Word for word, restate every line of the listing that follows.

>> BEGIN Listed entries

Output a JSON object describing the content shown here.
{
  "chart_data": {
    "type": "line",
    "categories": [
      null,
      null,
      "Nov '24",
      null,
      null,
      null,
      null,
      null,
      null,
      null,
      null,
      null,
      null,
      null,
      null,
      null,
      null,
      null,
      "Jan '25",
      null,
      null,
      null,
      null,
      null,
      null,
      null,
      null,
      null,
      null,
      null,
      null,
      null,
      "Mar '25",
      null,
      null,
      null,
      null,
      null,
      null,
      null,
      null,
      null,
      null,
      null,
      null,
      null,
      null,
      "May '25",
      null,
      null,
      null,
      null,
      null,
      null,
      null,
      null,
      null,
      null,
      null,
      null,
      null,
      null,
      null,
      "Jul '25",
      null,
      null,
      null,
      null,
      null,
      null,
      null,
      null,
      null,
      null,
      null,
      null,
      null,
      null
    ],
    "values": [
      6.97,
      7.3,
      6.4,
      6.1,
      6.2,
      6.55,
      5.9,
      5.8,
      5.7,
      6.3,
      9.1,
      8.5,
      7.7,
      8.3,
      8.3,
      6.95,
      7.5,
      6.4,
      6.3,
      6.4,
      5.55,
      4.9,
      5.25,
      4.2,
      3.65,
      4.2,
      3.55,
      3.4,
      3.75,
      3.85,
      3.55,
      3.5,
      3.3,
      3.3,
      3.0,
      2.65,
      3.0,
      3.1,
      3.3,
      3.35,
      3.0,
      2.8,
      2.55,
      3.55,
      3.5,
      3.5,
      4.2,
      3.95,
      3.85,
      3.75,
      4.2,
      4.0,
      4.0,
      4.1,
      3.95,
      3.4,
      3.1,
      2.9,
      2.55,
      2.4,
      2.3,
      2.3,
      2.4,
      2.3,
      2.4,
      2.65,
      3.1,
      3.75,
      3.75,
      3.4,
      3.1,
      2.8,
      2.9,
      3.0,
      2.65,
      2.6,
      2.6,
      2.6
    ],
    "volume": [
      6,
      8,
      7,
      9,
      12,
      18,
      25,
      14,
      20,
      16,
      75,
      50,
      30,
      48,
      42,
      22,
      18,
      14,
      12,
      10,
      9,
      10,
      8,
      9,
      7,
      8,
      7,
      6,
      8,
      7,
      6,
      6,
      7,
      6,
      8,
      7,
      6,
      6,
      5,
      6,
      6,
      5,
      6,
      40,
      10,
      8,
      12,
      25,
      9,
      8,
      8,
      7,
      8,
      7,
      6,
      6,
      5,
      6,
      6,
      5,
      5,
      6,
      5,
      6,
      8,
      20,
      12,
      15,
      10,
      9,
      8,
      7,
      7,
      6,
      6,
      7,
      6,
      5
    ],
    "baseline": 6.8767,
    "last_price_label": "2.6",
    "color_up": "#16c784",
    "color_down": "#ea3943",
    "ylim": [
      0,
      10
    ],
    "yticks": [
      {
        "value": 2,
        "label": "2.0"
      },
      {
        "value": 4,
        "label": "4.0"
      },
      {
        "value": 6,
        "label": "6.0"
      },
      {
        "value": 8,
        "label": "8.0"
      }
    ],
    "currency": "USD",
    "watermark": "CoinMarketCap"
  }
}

>> END Listed entries

* Complete output *
Output a JSON object describing the content shown here.
{
  "chart_data": {
    "type": "line",
    "categories": [
      null,
      null,
      "Nov '24",
      null,
      null,
      null,
      null,
      null,
      null,
      null,
      null,
      null,
      null,
      null,
      null,
      null,
      null,
      null,
      "Jan '25",
      null,
      null,
      null,
      null,
      null,
      null,
      null,
      null,
      null,
      null,
      null,
      null,
      null,
      "Mar '25",
      null,
      null,
      null,
      null,
      null,
      null,
      null,
      null,
      null,
      null,
      null,
      null,
      null,
      null,
      "May '25",
      null,
      null,
      null,
      null,
      null,
      null,
      null,
      null,
      null,
      null,
      null,
      null,
      null,
      null,
      null,
      "Jul '25",
      null,
      null,
      null,
      null,
      null,
      null,
      null,
      null,
      null,
      null,
      null,
      null,
      null,
      null
    ],
    "values": [
      6.97,
      7.3,
      6.4,
      6.1,
      6.2,
      6.55,
      5.9,
      5.8,
      5.7,
      6.3,
      9.1,
      8.5,
      7.7,
      8.3,
      8.3,
      6.95,
      7.5,
      6.4,
      6.3,
      6.4,
      5.55,
      4.9,
      5.25,
      4.2,
      3.65,
      4.2,
      3.55,
      3.4,
      3.75,
      3.85,
      3.55,
      3.5,
      3.3,
      3.3,
      3.0,
      2.65,
      3.0,
      3.1,
      3.3,
      3.35,
      3.0,
      2.8,
      2.55,
      3.55,
      3.5,
      3.5,
      4.2,
      3.95,
      3.85,
      3.75,
      4.2,
      4.0,
      4.0,
      4.1,
      3.95,
      3.4,
      3.1,
      2.9,
      2.55,
      2.4,
      2.3,
      2.3,
      2.4,
      2.3,
      2.4,
      2.65,
      3.1,
      3.75,
      3.75,
      3.4,
      3.1,
      2.8,
      2.9,
      3.0,
      2.65,
      2.6,
      2.6,
      2.6
    ],
    "volume": [
      6,
      8,
      7,
      9,
      12,
      18,
      25,
      14,
      20,
      16,
      75,
      50,
      30,
      48,
      42,
      22,
      18,
      14,
      12,
      10,
      9,
      10,
      8,
      9,
      7,
      8,
      7,
      6,
      8,
      7,
      6,
      6,
      7,
      6,
      8,
      7,
      6,
      6,
      5,
      6,
      6,
      5,
      6,
      40,
      10,
      8,
      12,
      25,
      9,
      8,
      8,
      7,
      8,
      7,
      6,
      6,
      5,
      6,
      6,
      5,
      5,
      6,
      5,
      6,
      8,
      20,
      12,
      15,
      10,
      9,
      8,
      7,
      7,
      6,
      6,
      7,
      6,
      5
    ],
    "baseline": 6.8767,
    "last_price_label": "2.6",
    "color_up": "#16c784",
    "color_down": "#ea3943",
    "ylim": [
      0,
      10
    ],
    "yticks": [
      {
        "value": 2,
        "label": "2.0"
      },
      {
        "value": 4,
        "label": "4.0"
      },
      {
        "value": 6,
        "label": "6.0"
      },
      {
        "value": 8,
        "label": "8.0"
      }
    ],
    "currency": "USD",
    "watermark": "CoinMarketCap"
  }
}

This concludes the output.